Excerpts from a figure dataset
BEGIN

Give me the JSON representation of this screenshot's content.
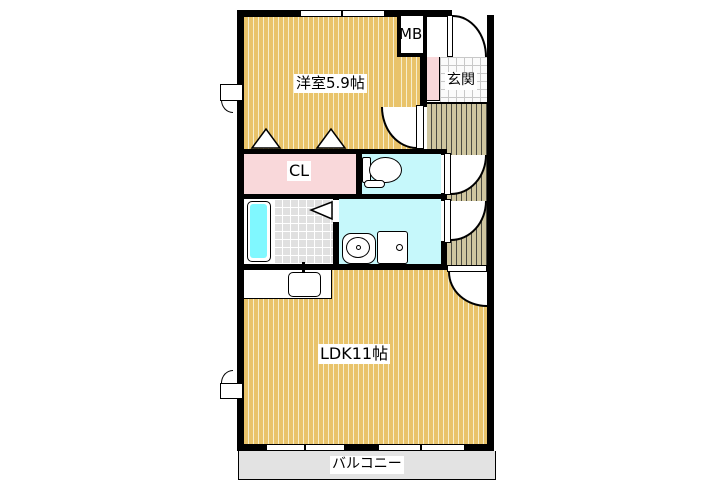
{
  "document_type": "apartment-floor-plan",
  "labels": {
    "western_room": "洋室5.9帖",
    "meter_box": "MB",
    "entrance": "玄関",
    "closet": "CL",
    "ldk": "LDK11帖",
    "balcony": "バルコニー"
  },
  "rooms": [
    {
      "name": "洋室5.9帖",
      "type": "western-room",
      "size_jo": 5.9
    },
    {
      "name": "LDK11帖",
      "type": "living-dining-kitchen",
      "size_jo": 11
    },
    {
      "name": "玄関",
      "type": "entrance"
    },
    {
      "name": "CL",
      "type": "closet"
    },
    {
      "name": "MB",
      "type": "meter-box"
    },
    {
      "name": "バルコニー",
      "type": "balcony"
    }
  ],
  "colors": {
    "wood_floor": "#e9c36a",
    "wood_stripe": "#f6eecd",
    "hall_floor": "#cfc6a0",
    "hall_stripe": "#4a4a42",
    "closet_pink": "#f9d8da",
    "wet_area_cyan": "#c6f8fb",
    "bathtub_cyan": "#80f8ff",
    "bath_tile_gray": "#e0e0e0",
    "entrance_tile": "#fbfbfb",
    "balcony_gray": "#e3e3e3",
    "wall": "#000000"
  }
}
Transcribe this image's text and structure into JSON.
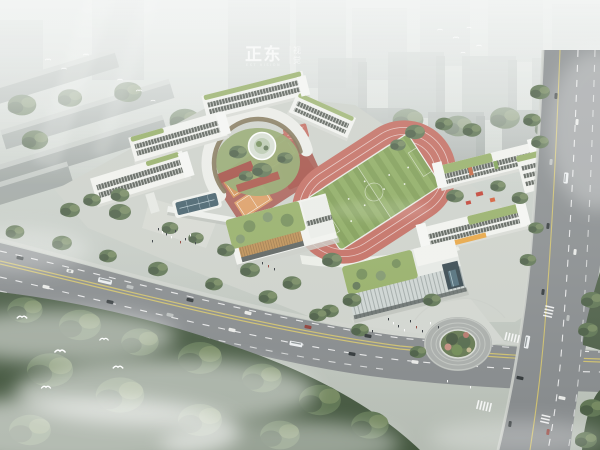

END

=== GIVEN EXERCISE ===
Pictures don't belong in the copy. Restate all the entries exactly.

=== WORKED ANSWER ===
Give me the JSON representation of this screenshot's content.
{
  "document_type": "apartment-floor-plan",
  "labels": {
    "western_room": "洋室5.9帖",
    "meter_box": "MB",
    "entrance": "玄関",
    "closet": "CL",
    "ldk": "LDK11帖",
    "balcony": "バルコニー"
  },
  "rooms": [
    {
      "name": "洋室5.9帖",
      "type": "western-room",
      "size_jo": 5.9
    },
    {
      "name": "LDK11帖",
      "type": "living-dining-kitchen",
      "size_jo": 11
    },
    {
      "name": "玄関",
      "type": "entrance"
    },
    {
      "name": "CL",
      "type": "closet"
    },
    {
      "name": "MB",
      "type": "meter-box"
    },
    {
      "name": "バルコニー",
      "type": "balcony"
    }
  ],
  "colors": {
    "wood_floor": "#e9c36a",
    "wood_stripe": "#f6eecd",
    "hall_floor": "#cfc6a0",
    "hall_stripe": "#4a4a42",
    "closet_pink": "#f9d8da",
    "wet_area_cyan": "#c6f8fb",
    "bathtub_cyan": "#80f8ff",
    "bath_tile_gray": "#e0e0e0",
    "entrance_tile": "#fbfbfb",
    "balcony_gray": "#e3e3e3",
    "wall": "#000000"
  }
}
Transcribe this image's text and structure into JSON.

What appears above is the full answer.